┌─ TEXT UNDER STUDY



  • No, it’s built into the protocol: think of it like as if every http request forces you to attach some tiny additional box containing the solution to a math puzzle.

    The twist is that you want the math puzzle to be easy to create and verify, but hard to compute. The harder the puzzle you solve, the more you get prioritized by the service that sent you the puzzle.

    If your puzzle is cheaper to create than hosting your service is, then it’s much harder to ddos you since attackers get stuck at the puzzle, rather than getting to your expensive service



  • Not really: you have to keep in mind the amount of expertise and ressources that already went into silicon, as well as the geopolitics and sheer availability of silicon. The closest currently available competitor is probably gallium arsenide. That has a couple of disadvantages compared to silicon

    • It’s more expensive (both due to economies of scale and the fact that silicon is just much more abundant in general)
    • GaAs crystals are less stable, leading to smaller boules.
    • GaAs is a worse thermal conductor
    • GaAs has no native “oxide” (compare to SiO₂) which can be directly used as an insulator
    • GaAs mobilities are worse (Si is 500 vs GaAs 400), which means P channel FETs are naturally slower in GaAs, which makes CMOS structures impossible
    • GaAs is not a pure element, which means you get into trouble with mixing the elements
      You usually see GaAs combined with germanium substrates for solar panels, but rarely independently of that (GaAs is simply bad for logic circuits).
      In short: It’s not really useful for logic gates.

    Germanium itself is another potential candidate, especially since it can be alloyed with silicon which makes it interesting from an integration point-of-view.
    SiGe is very interesting from a logic POV considering its high forward and low reverse gain, which makes it interesting for low-current high-frequency applications. Since you naturally have heterojunctions which allow you to tune the band-gap (on the other hand you get the same problem as in GaAs: it’s not a pure element so you need to tune the band-gap).
    One problem specifically for mosfets is the fact that you don’t get stable silicon-germanium oxides, which means you can’t use the established silicon-on-insulator techniques.
    Cost is also a limiting factor: before even starting to grow crystals you have the pure material cost, which is roughly $10/kg for silicon, and $800/ kg for germanium.
    That’s why, despite the fact that the early semiconductors all relied on germanium, germanium based systems never really became practical: It’s harder to do mass production, and even if you can start mass production it will be very expensive (that’s why if you do see germanium based tech, it’s usually in low-production runs for high cost specialised components)

    There’s some research going on in commercialising these techniques but that’s still years away.




  • That paper makes a bunch of(implicit) assumptions that make it pretty unrealistic: basically they assume that once we have decently working models already, we would still continue to do normal “brain-off” web scraping.
    In practice you can use even relatively simple models to start filtering and creating more training data:
    Think about it like the original LLM being a huge trashcan in which you try to compress Terrabytes of mostly garbage web data.
    Then, you use fine-tuning (like the instruction tuning used the assistant models) to increases the likelihood of deriving non-trash from the model (or to accurately classify trash vs non-trash).
    In general this will produce a datasets that is of significantly higher quality simply because you got rid of all the low-quality stuff.

    This is not even a theoretical construction: Phi-1 (https://arxiv.org/abs/2306.11644) does exactly that to train a state-of-the-art language model on a tiny amount of high quality data (the model is also tiny: only half a percent the size of gpt-3).
    Previously tiny stories https://arxiv.org/abs/2305.07759 showed something similar: you can build high quality models with very little data, if you have good data (in the case of tiny stories they generate simply stories to train small language models).

    In general LLM people seem to re-discover that good data is actually good and you don’t really need these “shotgun approach” web scrape datasets.
└─
EXERCISE SET:
[1] Answer these questions from the forum thread:
(a) What is named as the closest currently available competitor to silicon?
(b) What is the rough pure material cost of germanium per kilogram?
(c) How large is Phi-1 compared with gpt-3?
[2] From the forum thread, output the passage that begins at the words "Previously tiny stories" and ends after the words "small language models).", copied unchanged.
[3] Rewrite the paragraph of the forum thread that begins "That paper makes a bunch of" as a short bulleted list, keeping its main facts.
Work only from the forum thread.
┌─ RECORDS PROVIDED
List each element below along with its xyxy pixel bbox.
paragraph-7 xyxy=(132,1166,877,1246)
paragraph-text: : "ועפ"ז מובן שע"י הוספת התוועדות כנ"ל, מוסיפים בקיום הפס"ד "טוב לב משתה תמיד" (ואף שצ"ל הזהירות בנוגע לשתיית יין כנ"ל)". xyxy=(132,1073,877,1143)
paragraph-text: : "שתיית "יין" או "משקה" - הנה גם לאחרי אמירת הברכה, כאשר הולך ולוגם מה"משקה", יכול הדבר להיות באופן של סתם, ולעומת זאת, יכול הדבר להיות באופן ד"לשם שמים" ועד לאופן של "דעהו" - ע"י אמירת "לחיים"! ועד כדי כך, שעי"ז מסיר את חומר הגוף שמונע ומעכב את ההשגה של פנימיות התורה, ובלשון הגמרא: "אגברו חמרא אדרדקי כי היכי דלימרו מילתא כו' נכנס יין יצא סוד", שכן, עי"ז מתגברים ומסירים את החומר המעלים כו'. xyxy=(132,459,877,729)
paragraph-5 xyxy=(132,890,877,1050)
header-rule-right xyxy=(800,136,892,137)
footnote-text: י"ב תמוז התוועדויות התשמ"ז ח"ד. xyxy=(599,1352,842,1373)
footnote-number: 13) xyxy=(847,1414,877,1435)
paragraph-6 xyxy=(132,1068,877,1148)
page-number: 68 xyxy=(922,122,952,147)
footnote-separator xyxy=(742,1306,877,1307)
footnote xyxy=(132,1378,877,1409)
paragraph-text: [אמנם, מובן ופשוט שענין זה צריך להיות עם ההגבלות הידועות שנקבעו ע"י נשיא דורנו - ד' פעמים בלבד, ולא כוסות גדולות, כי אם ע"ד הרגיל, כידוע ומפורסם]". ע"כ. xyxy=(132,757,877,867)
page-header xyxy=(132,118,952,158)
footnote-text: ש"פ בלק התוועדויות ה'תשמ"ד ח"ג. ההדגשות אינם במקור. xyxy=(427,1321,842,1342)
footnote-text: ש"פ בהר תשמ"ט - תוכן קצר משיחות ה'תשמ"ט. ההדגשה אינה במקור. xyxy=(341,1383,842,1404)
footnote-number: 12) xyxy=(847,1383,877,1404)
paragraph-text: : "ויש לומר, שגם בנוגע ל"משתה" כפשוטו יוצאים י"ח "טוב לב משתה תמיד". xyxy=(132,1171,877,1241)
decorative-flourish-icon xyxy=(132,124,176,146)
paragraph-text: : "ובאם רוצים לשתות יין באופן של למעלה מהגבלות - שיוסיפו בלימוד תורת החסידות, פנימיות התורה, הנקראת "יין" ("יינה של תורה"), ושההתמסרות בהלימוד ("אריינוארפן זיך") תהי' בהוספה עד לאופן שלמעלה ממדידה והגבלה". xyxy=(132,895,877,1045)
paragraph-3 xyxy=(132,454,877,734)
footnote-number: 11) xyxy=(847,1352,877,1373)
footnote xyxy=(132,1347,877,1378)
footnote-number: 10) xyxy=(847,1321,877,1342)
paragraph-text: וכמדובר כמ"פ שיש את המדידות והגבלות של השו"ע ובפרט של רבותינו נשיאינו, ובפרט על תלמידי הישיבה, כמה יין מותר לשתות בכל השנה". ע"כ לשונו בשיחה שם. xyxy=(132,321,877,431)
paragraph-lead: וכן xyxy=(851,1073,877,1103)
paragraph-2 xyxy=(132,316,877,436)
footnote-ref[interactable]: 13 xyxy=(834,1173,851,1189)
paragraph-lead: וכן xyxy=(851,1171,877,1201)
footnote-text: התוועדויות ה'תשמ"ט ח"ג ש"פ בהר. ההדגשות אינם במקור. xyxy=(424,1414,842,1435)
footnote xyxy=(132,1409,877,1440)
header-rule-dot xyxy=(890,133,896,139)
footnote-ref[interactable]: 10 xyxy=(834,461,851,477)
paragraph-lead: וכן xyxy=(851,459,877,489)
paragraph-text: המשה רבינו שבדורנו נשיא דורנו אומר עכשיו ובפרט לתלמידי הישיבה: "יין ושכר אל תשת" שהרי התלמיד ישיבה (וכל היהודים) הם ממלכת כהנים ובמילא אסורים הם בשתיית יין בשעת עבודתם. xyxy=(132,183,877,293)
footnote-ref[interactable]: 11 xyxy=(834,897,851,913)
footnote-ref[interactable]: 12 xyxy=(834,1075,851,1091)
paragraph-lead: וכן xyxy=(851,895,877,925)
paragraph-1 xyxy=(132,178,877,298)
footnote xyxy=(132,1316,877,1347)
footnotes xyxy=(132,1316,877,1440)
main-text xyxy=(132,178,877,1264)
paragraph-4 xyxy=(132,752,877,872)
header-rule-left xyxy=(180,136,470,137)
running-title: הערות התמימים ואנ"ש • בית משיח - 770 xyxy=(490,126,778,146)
└─
RESULTS:
[1]
(a) Gallium arsenide.
(b) Roughly $800/kg.
(c) Only half a percent the size of gpt-3.

[2]
Previously tiny stories https://arxiv.org/abs/2305.07759 showed something similar: you can build high quality models with very little data, if you have good data (in the case of tiny stories they generate simply stories to train small language models).

[3]
- The paper is unrealistic because it assumes that, once decently working models exist, people would still keep doing ordinary "brain-off" web scraping.
- Even relatively simple models can be used to filter training data and create more of it.
- The original LLM is like a huge trashcan into which terabytes of mostly garbage web data are compressed.
- Fine-tuning, like the instruction tuning used for assistant models, raises the likelihood of getting non-trash from the model or of accurately classifying trash vs. non-trash.
- The resulting dataset is of significantly higher quality because the low-quality material has been removed.